- _Short problem_:
Tally the lines that include the word "热爱工作" and reply with nothing but the total.

- _Records to process_:
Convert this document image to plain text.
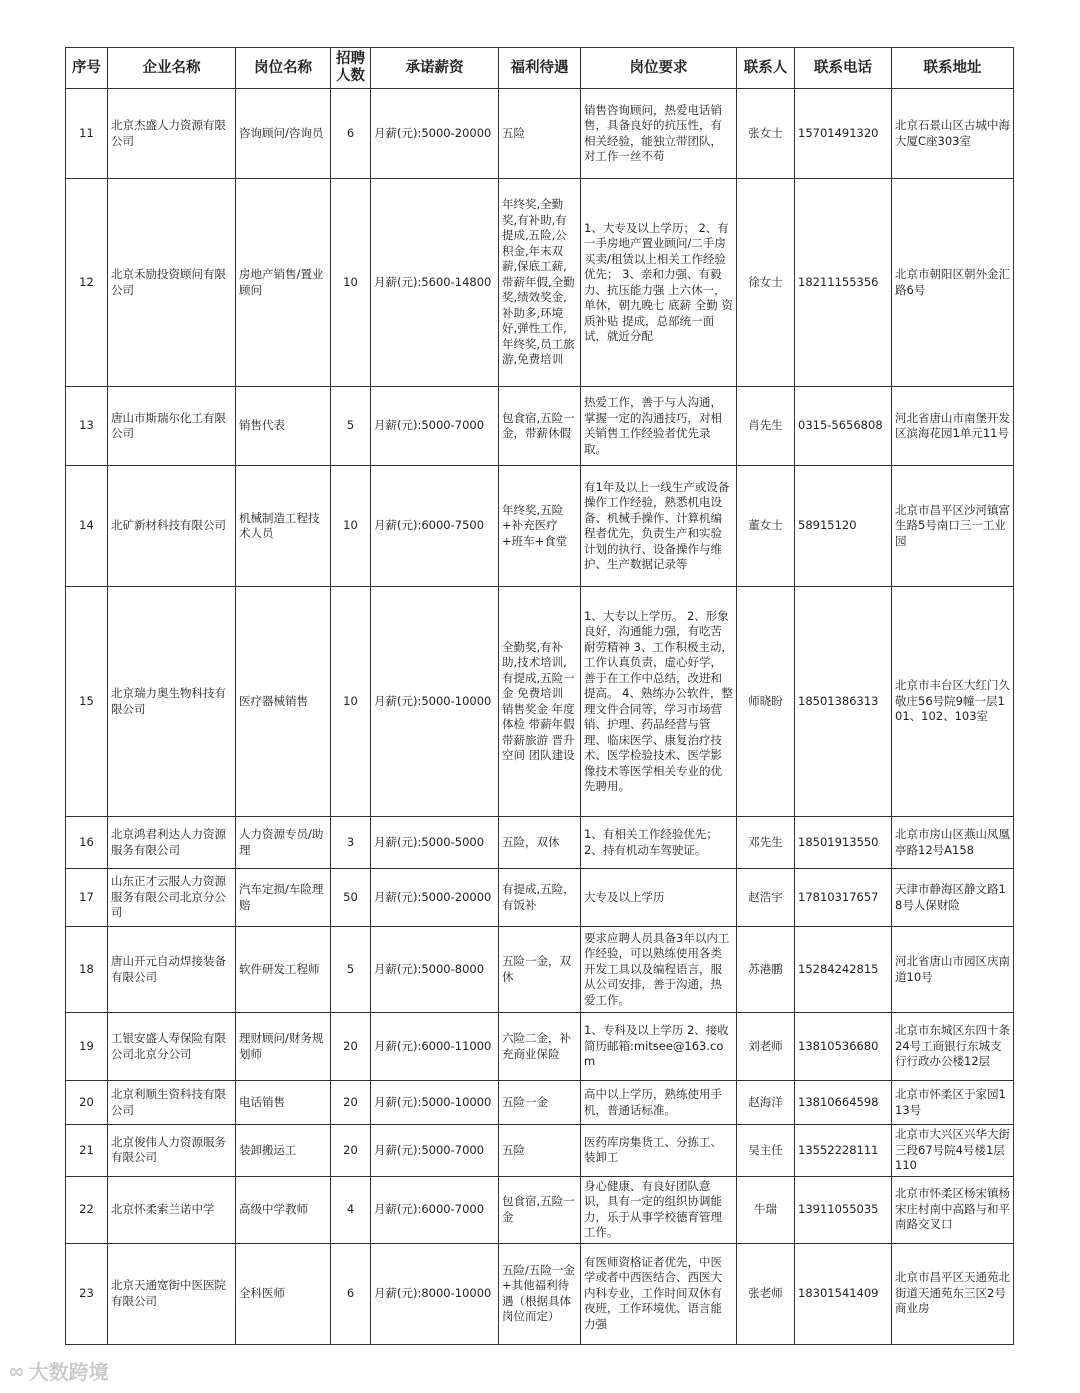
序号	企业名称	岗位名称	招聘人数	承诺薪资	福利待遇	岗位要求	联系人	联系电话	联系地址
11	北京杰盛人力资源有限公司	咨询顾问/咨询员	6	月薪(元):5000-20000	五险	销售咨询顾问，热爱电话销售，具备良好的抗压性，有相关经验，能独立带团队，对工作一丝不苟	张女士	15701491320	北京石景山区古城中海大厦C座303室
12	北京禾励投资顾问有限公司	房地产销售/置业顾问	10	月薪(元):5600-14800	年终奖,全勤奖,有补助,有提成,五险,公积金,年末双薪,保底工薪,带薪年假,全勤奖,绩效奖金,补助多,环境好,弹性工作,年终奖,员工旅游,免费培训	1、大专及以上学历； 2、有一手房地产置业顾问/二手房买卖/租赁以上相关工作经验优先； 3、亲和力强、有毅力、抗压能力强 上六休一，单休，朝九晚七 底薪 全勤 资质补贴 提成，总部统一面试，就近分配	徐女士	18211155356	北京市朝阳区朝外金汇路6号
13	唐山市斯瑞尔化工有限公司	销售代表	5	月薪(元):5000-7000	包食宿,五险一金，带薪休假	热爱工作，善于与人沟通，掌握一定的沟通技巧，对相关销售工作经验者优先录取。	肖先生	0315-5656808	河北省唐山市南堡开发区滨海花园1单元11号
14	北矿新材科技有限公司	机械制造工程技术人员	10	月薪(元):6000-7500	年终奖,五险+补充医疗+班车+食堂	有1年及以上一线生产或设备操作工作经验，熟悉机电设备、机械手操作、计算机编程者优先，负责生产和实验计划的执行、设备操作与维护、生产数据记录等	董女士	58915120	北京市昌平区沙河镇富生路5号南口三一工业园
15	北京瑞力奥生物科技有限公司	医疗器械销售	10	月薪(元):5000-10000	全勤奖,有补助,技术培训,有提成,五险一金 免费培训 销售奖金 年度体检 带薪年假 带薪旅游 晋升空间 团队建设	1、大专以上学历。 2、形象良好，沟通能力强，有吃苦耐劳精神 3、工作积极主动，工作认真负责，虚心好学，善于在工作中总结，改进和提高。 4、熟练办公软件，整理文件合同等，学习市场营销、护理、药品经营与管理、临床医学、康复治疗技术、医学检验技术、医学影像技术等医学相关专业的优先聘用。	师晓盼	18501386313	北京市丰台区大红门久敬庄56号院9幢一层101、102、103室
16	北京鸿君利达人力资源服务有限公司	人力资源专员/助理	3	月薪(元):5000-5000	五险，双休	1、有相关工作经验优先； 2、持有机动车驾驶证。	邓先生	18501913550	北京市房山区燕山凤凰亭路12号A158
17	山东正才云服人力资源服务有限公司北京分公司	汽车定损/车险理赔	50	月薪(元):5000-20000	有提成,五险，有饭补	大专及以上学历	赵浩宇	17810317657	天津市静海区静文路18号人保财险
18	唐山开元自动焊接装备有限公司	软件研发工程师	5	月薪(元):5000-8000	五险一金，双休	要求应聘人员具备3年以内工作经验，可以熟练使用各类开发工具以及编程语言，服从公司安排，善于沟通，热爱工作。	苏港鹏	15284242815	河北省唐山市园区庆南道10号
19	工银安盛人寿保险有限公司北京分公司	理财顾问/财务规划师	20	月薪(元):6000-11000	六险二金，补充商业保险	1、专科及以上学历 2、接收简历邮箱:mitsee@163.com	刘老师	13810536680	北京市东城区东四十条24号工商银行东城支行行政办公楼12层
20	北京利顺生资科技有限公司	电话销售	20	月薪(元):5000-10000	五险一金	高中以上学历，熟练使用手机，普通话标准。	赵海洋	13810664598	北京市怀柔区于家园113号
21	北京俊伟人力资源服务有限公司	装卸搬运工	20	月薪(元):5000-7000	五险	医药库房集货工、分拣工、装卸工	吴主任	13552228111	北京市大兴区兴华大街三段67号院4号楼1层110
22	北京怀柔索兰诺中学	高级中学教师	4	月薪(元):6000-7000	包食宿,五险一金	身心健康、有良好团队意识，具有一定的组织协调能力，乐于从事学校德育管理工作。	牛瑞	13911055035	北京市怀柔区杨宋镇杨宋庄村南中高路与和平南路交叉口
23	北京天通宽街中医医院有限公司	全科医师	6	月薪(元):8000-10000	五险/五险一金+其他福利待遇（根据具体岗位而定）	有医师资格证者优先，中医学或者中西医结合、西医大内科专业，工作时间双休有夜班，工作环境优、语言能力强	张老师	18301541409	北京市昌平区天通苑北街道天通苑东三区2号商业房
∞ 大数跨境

- _Worked answer_:
2